Challenge. Please quote every line word for word.
>>
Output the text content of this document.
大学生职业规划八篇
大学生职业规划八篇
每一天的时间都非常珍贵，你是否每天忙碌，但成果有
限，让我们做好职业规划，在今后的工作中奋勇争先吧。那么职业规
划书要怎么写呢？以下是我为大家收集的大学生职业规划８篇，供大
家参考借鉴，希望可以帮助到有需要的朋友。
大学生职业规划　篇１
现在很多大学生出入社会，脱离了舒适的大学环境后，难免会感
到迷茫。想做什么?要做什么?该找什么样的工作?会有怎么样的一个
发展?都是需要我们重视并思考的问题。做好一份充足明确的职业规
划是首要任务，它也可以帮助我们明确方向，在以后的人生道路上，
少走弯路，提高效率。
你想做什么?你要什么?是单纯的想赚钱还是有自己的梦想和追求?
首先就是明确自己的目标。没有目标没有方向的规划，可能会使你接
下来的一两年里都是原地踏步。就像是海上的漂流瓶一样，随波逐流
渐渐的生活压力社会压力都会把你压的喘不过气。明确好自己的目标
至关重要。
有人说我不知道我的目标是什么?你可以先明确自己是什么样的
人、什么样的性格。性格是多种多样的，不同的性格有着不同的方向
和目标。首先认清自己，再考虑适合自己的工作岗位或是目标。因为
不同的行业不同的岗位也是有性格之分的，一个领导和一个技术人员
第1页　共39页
<<
Answer to the task.
Output the text content of this document.
大学生职业规划八篇
大学生职业规划八篇
每一天的时间都非常珍贵，你是否每天忙碌，但成果有
限，让我们做好职业规划，在今后的工作中奋勇争先吧。那么职业规
划书要怎么写呢？以下是我为大家收集的大学生职业规划８篇，供大
家参考借鉴，希望可以帮助到有需要的朋友。
大学生职业规划　篇１
现在很多大学生出入社会，脱离了舒适的大学环境后，难免会感
到迷茫。想做什么?要做什么?该找什么样的工作?会有怎么样的一个
发展?都是需要我们重视并思考的问题。做好一份充足明确的职业规
划是首要任务，它也可以帮助我们明确方向，在以后的人生道路上，
少走弯路，提高效率。
你想做什么?你要什么?是单纯的想赚钱还是有自己的梦想和追求?
首先就是明确自己的目标。没有目标没有方向的规划，可能会使你接
下来的一两年里都是原地踏步。就像是海上的漂流瓶一样，随波逐流
渐渐的生活压力社会压力都会把你压的喘不过气。明确好自己的目标
至关重要。
有人说我不知道我的目标是什么?你可以先明确自己是什么样的
人、什么样的性格。性格是多种多样的，不同的性格有着不同的方向
和目标。首先认清自己，再考虑适合自己的工作岗位或是目标。因为
不同的行业不同的岗位也是有性格之分的，一个领导和一个技术人员
第1页　共39页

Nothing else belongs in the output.